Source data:

========================================================================

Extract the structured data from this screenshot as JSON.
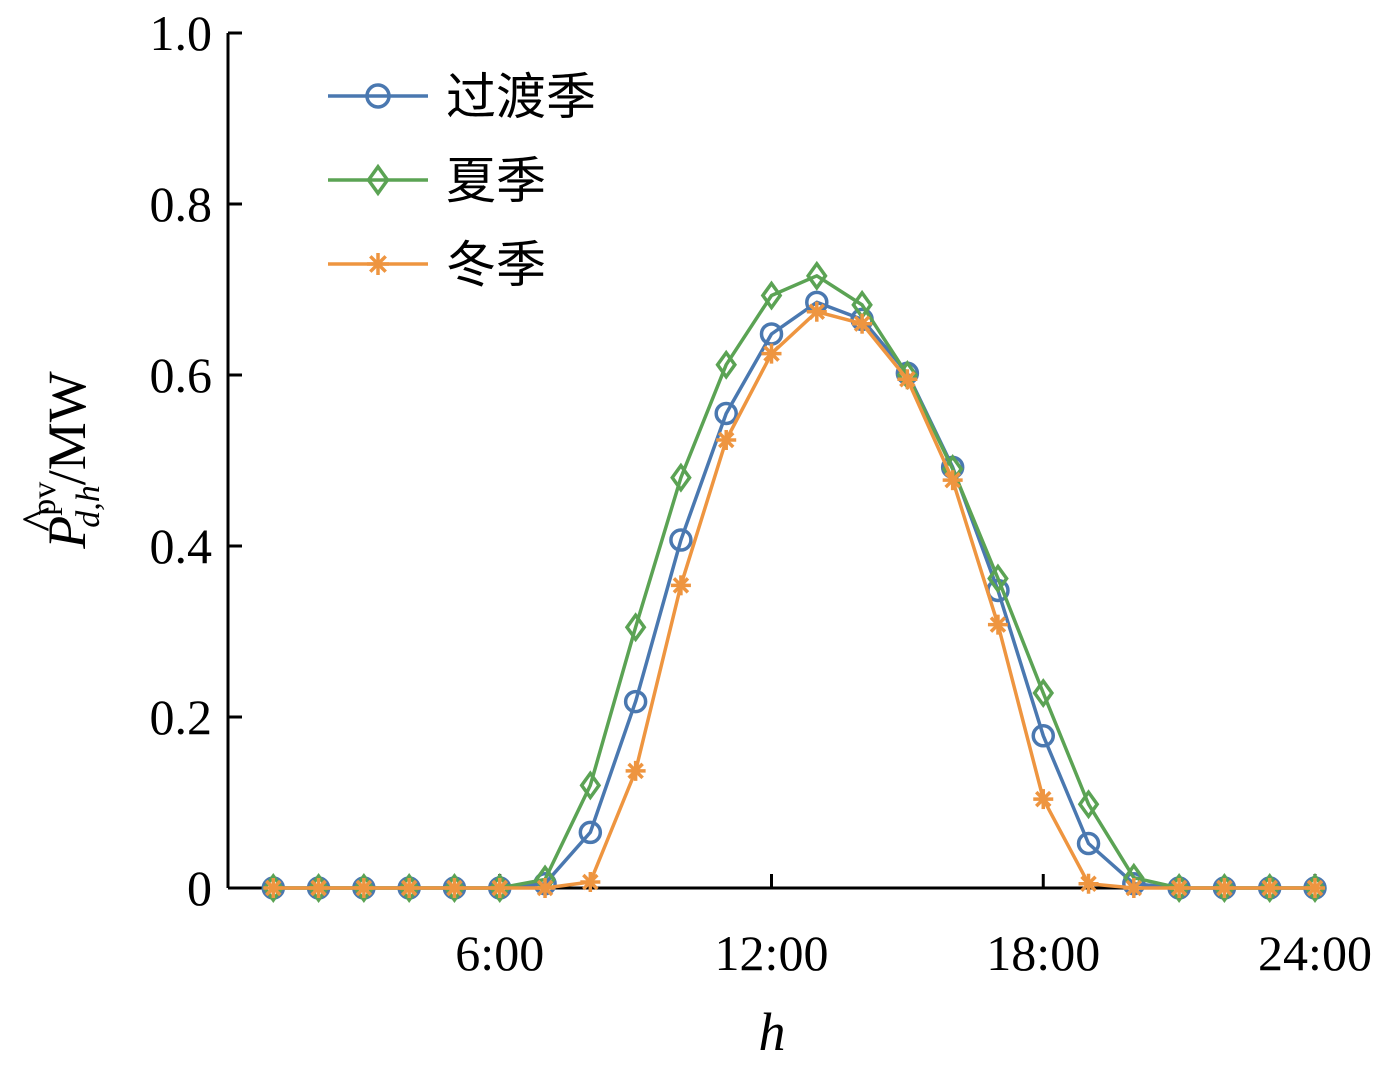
{
  "chart_data": {
    "type": "line",
    "xlabel": "h",
    "ylabel": {
      "symbol": "P",
      "accent": "^",
      "superscript": "pv",
      "subscript": "d,h",
      "unit": "/MW"
    },
    "xlim": [
      0,
      24
    ],
    "ylim": [
      0,
      1.0
    ],
    "x_ticks": [
      {
        "value": 6,
        "label": "6:00"
      },
      {
        "value": 12,
        "label": "12:00"
      },
      {
        "value": 18,
        "label": "18:00"
      },
      {
        "value": 24,
        "label": "24:00"
      }
    ],
    "y_ticks": [
      {
        "value": 0,
        "label": "0"
      },
      {
        "value": 0.2,
        "label": "0.2"
      },
      {
        "value": 0.4,
        "label": "0.4"
      },
      {
        "value": 0.6,
        "label": "0.6"
      },
      {
        "value": 0.8,
        "label": "0.8"
      },
      {
        "value": 1.0,
        "label": "1.0"
      }
    ],
    "x": [
      1,
      2,
      3,
      4,
      5,
      6,
      7,
      8,
      9,
      10,
      11,
      12,
      13,
      14,
      15,
      16,
      17,
      18,
      19,
      20,
      21,
      22,
      23,
      24
    ],
    "series": [
      {
        "name": "过渡季",
        "color": "#4a78b0",
        "marker": "circle",
        "values": [
          0,
          0,
          0,
          0,
          0,
          0,
          0.005,
          0.065,
          0.218,
          0.407,
          0.555,
          0.648,
          0.685,
          0.665,
          0.602,
          0.492,
          0.348,
          0.178,
          0.052,
          0.005,
          0,
          0,
          0,
          0
        ]
      },
      {
        "name": "夏季",
        "color": "#5ba354",
        "marker": "diamond",
        "values": [
          0,
          0,
          0,
          0,
          0,
          0,
          0.01,
          0.12,
          0.305,
          0.48,
          0.612,
          0.693,
          0.716,
          0.682,
          0.6,
          0.49,
          0.362,
          0.228,
          0.098,
          0.012,
          0,
          0,
          0,
          0
        ]
      },
      {
        "name": "冬季",
        "color": "#ee9540",
        "marker": "asterisk",
        "values": [
          0,
          0,
          0,
          0,
          0,
          0,
          0,
          0.007,
          0.137,
          0.354,
          0.524,
          0.625,
          0.674,
          0.66,
          0.595,
          0.477,
          0.308,
          0.104,
          0.005,
          0,
          0,
          0,
          0,
          0
        ]
      }
    ],
    "grid": false,
    "legend_position": "top-left"
  }
}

========================================================================

_Set problem_.
Each line of the data is to be duplicated exactly; pictures stay out of the copy.

_The output_.
Extract the structured data from this screenshot as JSON.
{
  "chart_data": {
    "type": "line",
    "xlabel": "h",
    "ylabel": {
      "symbol": "P",
      "accent": "^",
      "superscript": "pv",
      "subscript": "d,h",
      "unit": "/MW"
    },
    "xlim": [
      0,
      24
    ],
    "ylim": [
      0,
      1.0
    ],
    "x_ticks": [
      {
        "value": 6,
        "label": "6:00"
      },
      {
        "value": 12,
        "label": "12:00"
      },
      {
        "value": 18,
        "label": "18:00"
      },
      {
        "value": 24,
        "label": "24:00"
      }
    ],
    "y_ticks": [
      {
        "value": 0,
        "label": "0"
      },
      {
        "value": 0.2,
        "label": "0.2"
      },
      {
        "value": 0.4,
        "label": "0.4"
      },
      {
        "value": 0.6,
        "label": "0.6"
      },
      {
        "value": 0.8,
        "label": "0.8"
      },
      {
        "value": 1.0,
        "label": "1.0"
      }
    ],
    "x": [
      1,
      2,
      3,
      4,
      5,
      6,
      7,
      8,
      9,
      10,
      11,
      12,
      13,
      14,
      15,
      16,
      17,
      18,
      19,
      20,
      21,
      22,
      23,
      24
    ],
    "series": [
      {
        "name": "过渡季",
        "color": "#4a78b0",
        "marker": "circle",
        "values": [
          0,
          0,
          0,
          0,
          0,
          0,
          0.005,
          0.065,
          0.218,
          0.407,
          0.555,
          0.648,
          0.685,
          0.665,
          0.602,
          0.492,
          0.348,
          0.178,
          0.052,
          0.005,
          0,
          0,
          0,
          0
        ]
      },
      {
        "name": "夏季",
        "color": "#5ba354",
        "marker": "diamond",
        "values": [
          0,
          0,
          0,
          0,
          0,
          0,
          0.01,
          0.12,
          0.305,
          0.48,
          0.612,
          0.693,
          0.716,
          0.682,
          0.6,
          0.49,
          0.362,
          0.228,
          0.098,
          0.012,
          0,
          0,
          0,
          0
        ]
      },
      {
        "name": "冬季",
        "color": "#ee9540",
        "marker": "asterisk",
        "values": [
          0,
          0,
          0,
          0,
          0,
          0,
          0,
          0.007,
          0.137,
          0.354,
          0.524,
          0.625,
          0.674,
          0.66,
          0.595,
          0.477,
          0.308,
          0.104,
          0.005,
          0,
          0,
          0,
          0,
          0
        ]
      }
    ],
    "grid": false,
    "legend_position": "top-left"
  }
}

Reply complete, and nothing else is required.